◆ WHAT YOU SHOULD DO ◆
Gather every line from the entries below that includes "subtitle".
— START STORED DATA —
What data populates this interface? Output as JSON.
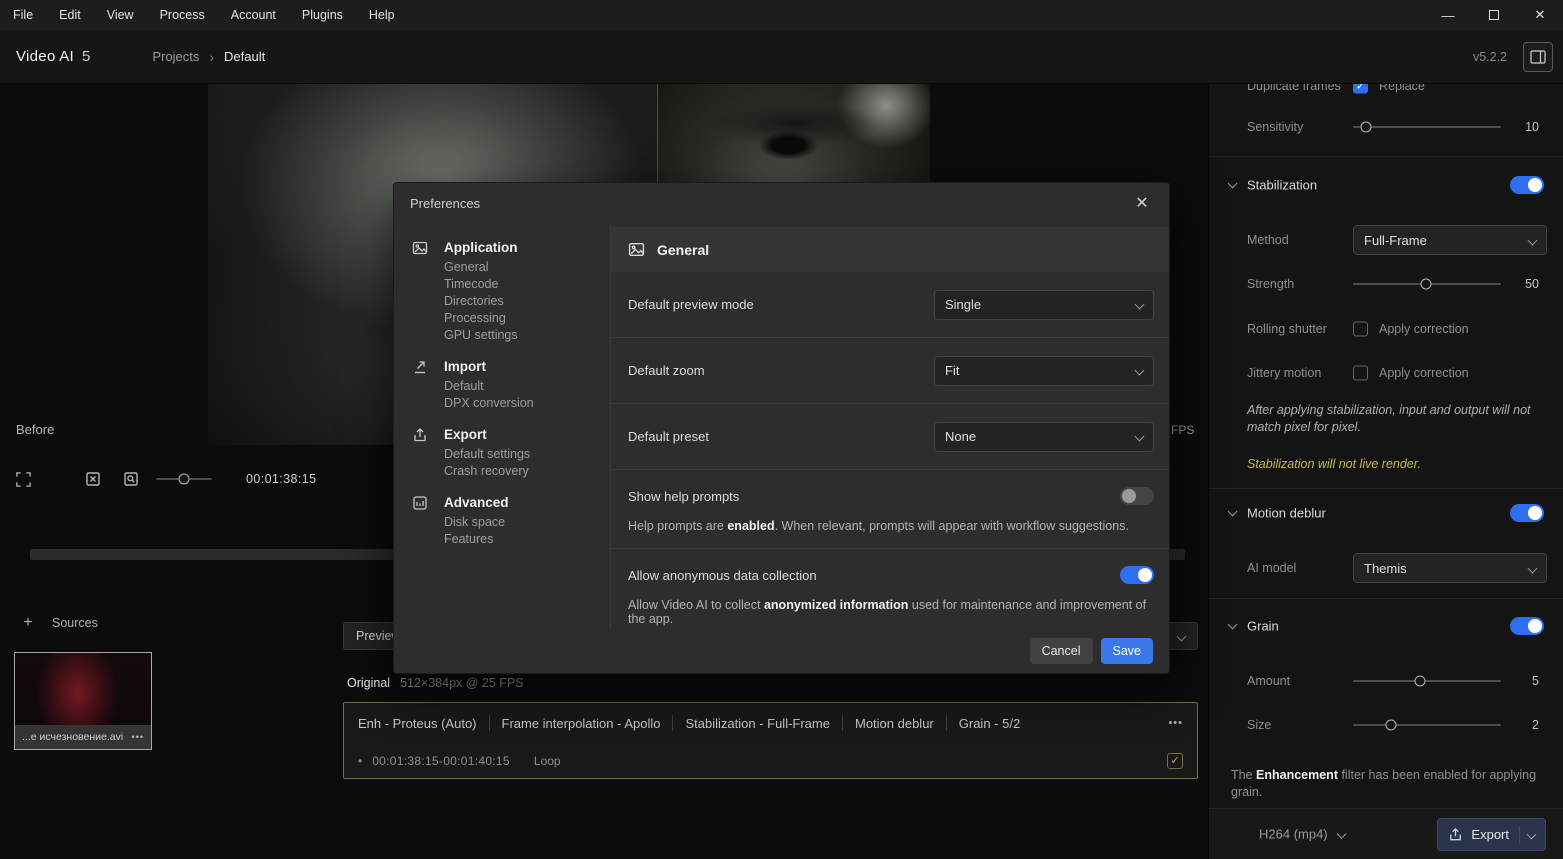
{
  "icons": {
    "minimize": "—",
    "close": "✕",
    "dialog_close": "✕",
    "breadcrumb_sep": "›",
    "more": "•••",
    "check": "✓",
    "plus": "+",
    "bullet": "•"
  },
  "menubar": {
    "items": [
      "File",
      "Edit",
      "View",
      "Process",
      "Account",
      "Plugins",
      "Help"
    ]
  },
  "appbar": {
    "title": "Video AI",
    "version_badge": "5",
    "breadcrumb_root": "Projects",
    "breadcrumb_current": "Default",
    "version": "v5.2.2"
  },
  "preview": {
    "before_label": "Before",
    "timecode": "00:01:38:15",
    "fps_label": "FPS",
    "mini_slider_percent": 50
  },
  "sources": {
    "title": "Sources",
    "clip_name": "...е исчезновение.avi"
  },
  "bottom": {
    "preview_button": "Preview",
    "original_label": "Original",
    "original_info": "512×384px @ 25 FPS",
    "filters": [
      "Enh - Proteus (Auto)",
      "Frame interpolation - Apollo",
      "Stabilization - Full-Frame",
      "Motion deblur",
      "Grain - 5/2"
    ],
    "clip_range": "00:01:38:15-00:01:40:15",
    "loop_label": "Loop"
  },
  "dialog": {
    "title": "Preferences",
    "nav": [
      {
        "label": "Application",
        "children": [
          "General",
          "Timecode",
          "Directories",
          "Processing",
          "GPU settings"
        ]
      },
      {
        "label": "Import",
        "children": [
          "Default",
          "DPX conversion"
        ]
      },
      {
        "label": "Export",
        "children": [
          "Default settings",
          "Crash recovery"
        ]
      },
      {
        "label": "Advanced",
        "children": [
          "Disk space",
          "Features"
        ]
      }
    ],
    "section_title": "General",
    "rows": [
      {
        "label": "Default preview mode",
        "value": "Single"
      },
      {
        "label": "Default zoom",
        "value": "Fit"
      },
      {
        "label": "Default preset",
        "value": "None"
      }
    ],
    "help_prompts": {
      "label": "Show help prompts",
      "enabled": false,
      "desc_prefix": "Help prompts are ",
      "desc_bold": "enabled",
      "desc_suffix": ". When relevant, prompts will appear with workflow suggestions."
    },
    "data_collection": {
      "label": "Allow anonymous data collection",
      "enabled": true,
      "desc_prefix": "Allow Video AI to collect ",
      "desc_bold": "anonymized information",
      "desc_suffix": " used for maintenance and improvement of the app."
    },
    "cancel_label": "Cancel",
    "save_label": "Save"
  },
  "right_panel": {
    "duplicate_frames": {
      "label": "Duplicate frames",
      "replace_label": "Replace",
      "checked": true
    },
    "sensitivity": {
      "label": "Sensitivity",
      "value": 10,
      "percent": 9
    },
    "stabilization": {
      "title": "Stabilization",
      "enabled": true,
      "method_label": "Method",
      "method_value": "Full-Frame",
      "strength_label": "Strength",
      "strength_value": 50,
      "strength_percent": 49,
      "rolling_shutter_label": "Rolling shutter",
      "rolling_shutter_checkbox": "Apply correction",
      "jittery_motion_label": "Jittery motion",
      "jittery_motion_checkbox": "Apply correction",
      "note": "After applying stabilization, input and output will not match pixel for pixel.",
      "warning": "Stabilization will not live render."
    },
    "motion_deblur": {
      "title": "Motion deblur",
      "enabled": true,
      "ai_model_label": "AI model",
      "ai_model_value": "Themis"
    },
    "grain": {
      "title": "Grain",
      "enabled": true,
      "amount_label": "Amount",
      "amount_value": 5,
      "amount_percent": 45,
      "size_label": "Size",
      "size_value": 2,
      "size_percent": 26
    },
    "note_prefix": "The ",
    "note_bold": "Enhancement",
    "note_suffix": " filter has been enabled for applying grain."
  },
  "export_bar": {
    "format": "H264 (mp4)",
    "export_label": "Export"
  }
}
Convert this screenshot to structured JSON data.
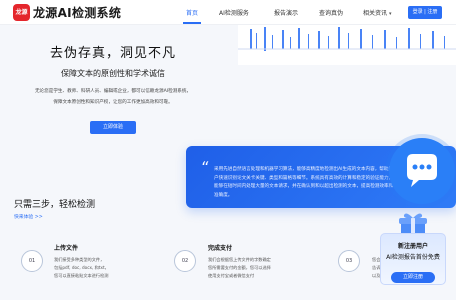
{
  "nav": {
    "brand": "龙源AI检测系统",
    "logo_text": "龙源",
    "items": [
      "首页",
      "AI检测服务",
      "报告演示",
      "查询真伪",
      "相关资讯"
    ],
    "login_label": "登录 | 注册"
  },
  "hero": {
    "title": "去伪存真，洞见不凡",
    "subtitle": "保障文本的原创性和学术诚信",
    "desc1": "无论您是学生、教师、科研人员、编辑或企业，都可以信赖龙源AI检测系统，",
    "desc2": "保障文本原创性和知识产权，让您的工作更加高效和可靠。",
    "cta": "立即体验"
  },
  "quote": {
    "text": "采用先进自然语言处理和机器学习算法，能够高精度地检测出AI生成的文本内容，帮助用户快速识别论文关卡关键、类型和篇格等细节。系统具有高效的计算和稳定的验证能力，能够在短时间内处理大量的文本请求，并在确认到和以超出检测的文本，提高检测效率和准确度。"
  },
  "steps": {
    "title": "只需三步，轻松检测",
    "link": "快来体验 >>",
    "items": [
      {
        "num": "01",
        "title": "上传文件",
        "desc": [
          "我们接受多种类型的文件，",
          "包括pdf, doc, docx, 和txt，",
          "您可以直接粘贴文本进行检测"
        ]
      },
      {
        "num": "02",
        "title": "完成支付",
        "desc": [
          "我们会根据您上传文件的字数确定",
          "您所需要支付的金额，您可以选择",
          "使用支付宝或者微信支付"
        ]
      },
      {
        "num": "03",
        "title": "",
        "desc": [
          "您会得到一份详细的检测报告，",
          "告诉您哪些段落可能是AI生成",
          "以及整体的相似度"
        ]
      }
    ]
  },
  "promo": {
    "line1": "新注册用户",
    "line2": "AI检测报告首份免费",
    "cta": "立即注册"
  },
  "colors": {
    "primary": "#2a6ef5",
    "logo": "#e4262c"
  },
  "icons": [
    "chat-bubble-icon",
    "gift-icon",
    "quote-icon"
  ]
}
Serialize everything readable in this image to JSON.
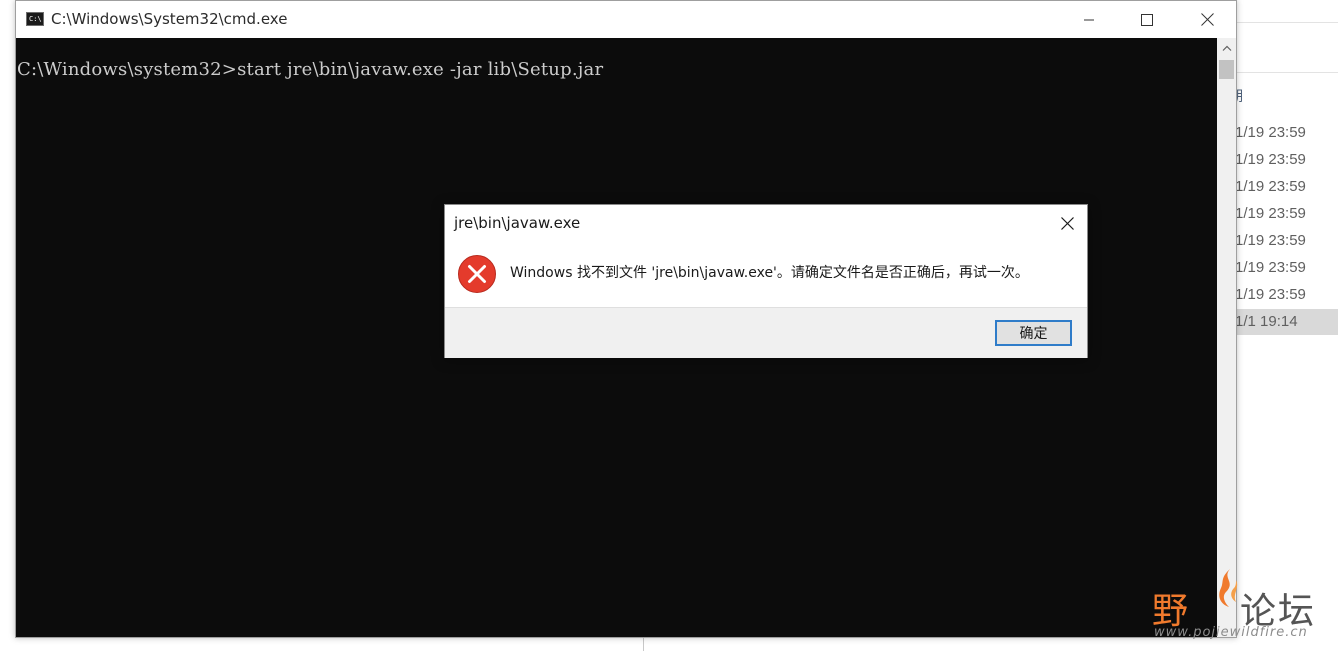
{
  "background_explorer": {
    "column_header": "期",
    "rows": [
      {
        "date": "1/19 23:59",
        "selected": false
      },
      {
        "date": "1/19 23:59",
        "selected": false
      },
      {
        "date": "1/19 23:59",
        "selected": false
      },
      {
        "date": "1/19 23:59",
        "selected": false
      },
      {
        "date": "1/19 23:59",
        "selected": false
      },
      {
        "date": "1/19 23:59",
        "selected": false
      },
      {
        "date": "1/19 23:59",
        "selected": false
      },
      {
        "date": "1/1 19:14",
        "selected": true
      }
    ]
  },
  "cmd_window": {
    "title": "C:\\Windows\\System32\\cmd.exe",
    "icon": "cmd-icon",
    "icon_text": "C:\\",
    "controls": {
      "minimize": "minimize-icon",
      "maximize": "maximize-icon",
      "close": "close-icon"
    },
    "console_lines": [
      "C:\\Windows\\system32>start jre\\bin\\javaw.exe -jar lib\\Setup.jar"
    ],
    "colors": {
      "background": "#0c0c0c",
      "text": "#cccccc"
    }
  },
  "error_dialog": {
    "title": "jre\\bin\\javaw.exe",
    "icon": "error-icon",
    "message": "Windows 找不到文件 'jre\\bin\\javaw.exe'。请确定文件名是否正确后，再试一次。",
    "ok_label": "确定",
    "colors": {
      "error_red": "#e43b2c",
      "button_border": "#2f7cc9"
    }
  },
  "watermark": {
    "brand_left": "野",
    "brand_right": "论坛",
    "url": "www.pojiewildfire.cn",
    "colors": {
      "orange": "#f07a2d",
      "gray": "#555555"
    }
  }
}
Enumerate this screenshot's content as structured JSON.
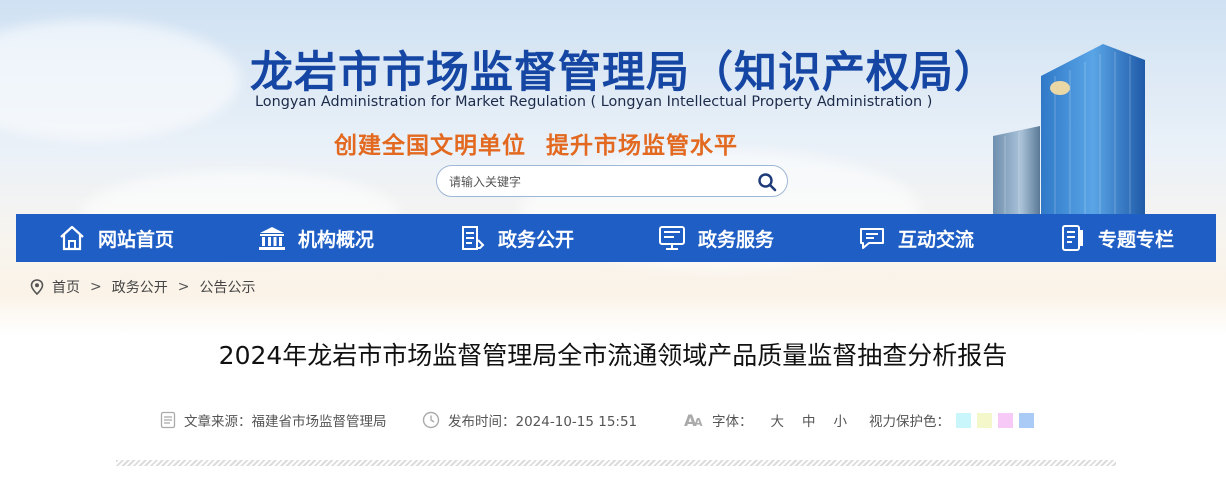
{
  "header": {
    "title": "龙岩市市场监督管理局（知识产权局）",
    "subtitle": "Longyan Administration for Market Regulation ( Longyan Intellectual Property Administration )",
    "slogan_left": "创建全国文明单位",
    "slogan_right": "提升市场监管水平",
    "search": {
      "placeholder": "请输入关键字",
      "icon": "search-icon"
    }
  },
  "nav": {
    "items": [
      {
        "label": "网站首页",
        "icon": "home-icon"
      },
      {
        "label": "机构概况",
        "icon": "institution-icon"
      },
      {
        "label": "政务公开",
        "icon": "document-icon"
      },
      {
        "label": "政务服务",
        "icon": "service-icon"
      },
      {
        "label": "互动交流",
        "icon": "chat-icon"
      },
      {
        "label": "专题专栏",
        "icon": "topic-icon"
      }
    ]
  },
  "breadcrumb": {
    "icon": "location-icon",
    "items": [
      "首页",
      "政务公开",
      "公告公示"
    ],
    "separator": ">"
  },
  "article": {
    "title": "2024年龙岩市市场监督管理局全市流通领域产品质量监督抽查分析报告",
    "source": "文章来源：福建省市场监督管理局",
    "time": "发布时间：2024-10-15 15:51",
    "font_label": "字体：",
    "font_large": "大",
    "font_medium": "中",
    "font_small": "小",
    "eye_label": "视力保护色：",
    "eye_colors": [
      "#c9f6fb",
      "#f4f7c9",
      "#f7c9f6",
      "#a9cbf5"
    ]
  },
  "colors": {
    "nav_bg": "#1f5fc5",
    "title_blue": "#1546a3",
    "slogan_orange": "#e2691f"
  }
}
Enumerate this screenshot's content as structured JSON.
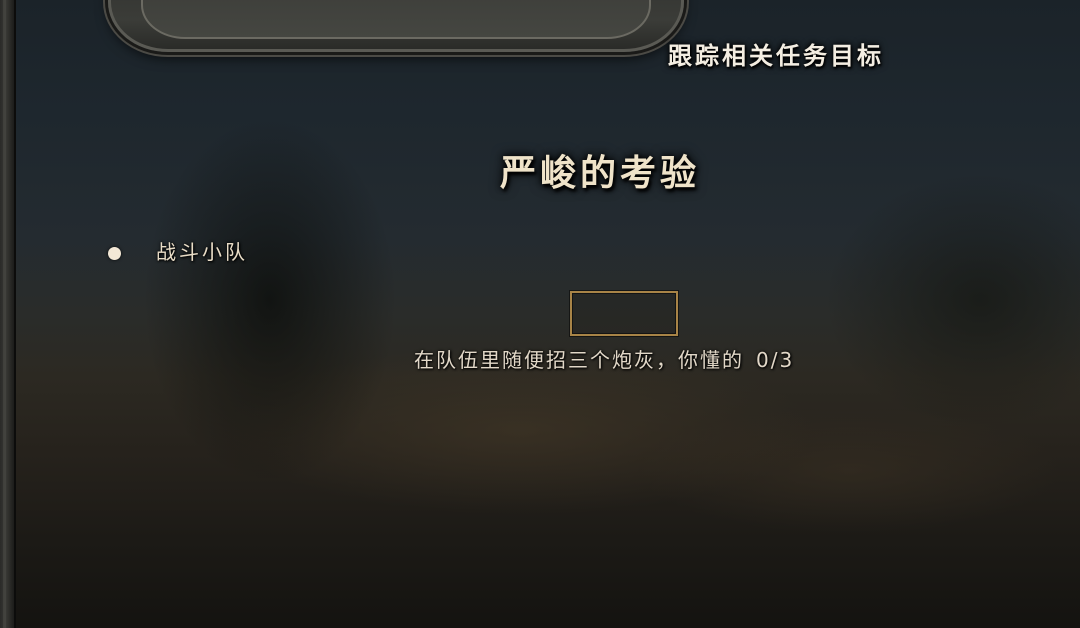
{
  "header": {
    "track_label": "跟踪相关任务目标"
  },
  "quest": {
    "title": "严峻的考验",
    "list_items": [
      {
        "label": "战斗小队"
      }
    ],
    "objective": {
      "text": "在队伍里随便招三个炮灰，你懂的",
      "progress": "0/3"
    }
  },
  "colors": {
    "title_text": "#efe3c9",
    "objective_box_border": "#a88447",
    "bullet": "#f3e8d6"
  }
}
— END STORED DATA —
◆ RESULT OF THE TASK ◆
    "subtitle": "保障文本的原创性和学术诚信",
    "subtitle": "Longyan Administration for Market Regulation ( Longyan Intellectual Property Administration )",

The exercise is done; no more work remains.